→ RECORDS:
'''

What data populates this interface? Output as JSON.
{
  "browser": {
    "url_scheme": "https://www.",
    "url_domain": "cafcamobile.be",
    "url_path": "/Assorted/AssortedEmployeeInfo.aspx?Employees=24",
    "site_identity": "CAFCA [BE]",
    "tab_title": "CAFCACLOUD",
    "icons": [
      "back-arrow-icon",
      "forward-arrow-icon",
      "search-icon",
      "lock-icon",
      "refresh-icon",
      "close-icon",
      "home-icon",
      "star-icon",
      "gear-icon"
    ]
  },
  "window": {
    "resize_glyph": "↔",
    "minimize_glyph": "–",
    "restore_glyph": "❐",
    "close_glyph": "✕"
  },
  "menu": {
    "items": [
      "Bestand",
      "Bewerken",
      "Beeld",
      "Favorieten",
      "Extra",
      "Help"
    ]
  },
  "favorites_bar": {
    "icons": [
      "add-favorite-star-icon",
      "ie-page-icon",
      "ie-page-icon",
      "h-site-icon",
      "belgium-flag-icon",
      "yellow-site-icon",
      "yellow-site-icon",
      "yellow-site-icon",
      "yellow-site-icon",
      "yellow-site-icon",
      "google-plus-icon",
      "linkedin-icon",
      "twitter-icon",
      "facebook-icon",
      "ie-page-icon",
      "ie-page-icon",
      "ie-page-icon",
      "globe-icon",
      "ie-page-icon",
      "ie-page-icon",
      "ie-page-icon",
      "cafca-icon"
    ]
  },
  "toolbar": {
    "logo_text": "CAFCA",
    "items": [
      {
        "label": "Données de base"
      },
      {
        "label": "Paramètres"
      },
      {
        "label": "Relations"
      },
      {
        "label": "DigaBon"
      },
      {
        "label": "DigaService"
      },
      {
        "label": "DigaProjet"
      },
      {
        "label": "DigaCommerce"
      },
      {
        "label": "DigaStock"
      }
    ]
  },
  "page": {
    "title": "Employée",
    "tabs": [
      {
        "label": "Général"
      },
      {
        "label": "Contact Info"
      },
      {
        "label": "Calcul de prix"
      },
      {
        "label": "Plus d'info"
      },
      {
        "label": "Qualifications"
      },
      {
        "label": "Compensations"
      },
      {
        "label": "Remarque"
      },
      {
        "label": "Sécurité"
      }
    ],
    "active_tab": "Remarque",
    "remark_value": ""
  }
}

'''

→ EXERCISE REQUIREMENTS: Set down all of the data above, word for word.

→ WRITTEN RESPONSE:
What data populates this interface? Output as JSON.
{
  "browser": {
    "url_scheme": "https://www.",
    "url_domain": "cafcamobile.be",
    "url_path": "/Assorted/AssortedEmployeeInfo.aspx?Employees=24",
    "site_identity": "CAFCA [BE]",
    "tab_title": "CAFCACLOUD",
    "icons": [
      "back-arrow-icon",
      "forward-arrow-icon",
      "search-icon",
      "lock-icon",
      "refresh-icon",
      "close-icon",
      "home-icon",
      "star-icon",
      "gear-icon"
    ]
  },
  "window": {
    "resize_glyph": "↔",
    "minimize_glyph": "–",
    "restore_glyph": "❐",
    "close_glyph": "✕"
  },
  "menu": {
    "items": [
      "Bestand",
      "Bewerken",
      "Beeld",
      "Favorieten",
      "Extra",
      "Help"
    ]
  },
  "favorites_bar": {
    "icons": [
      "add-favorite-star-icon",
      "ie-page-icon",
      "ie-page-icon",
      "h-site-icon",
      "belgium-flag-icon",
      "yellow-site-icon",
      "yellow-site-icon",
      "yellow-site-icon",
      "yellow-site-icon",
      "yellow-site-icon",
      "google-plus-icon",
      "linkedin-icon",
      "twitter-icon",
      "facebook-icon",
      "ie-page-icon",
      "ie-page-icon",
      "ie-page-icon",
      "globe-icon",
      "ie-page-icon",
      "ie-page-icon",
      "ie-page-icon",
      "cafca-icon"
    ]
  },
  "toolbar": {
    "logo_text": "CAFCA",
    "items": [
      {
        "label": "Données de base"
      },
      {
        "label": "Paramètres"
      },
      {
        "label": "Relations"
      },
      {
        "label": "DigaBon"
      },
      {
        "label": "DigaService"
      },
      {
        "label": "DigaProjet"
      },
      {
        "label": "DigaCommerce"
      },
      {
        "label": "DigaStock"
      }
    ]
  },
  "page": {
    "title": "Employée",
    "tabs": [
      {
        "label": "Général"
      },
      {
        "label": "Contact Info"
      },
      {
        "label": "Calcul de prix"
      },
      {
        "label": "Plus d'info"
      },
      {
        "label": "Qualifications"
      },
      {
        "label": "Compensations"
      },
      {
        "label": "Remarque"
      },
      {
        "label": "Sécurité"
      }
    ],
    "active_tab": "Remarque",
    "remark_value": ""
  }
}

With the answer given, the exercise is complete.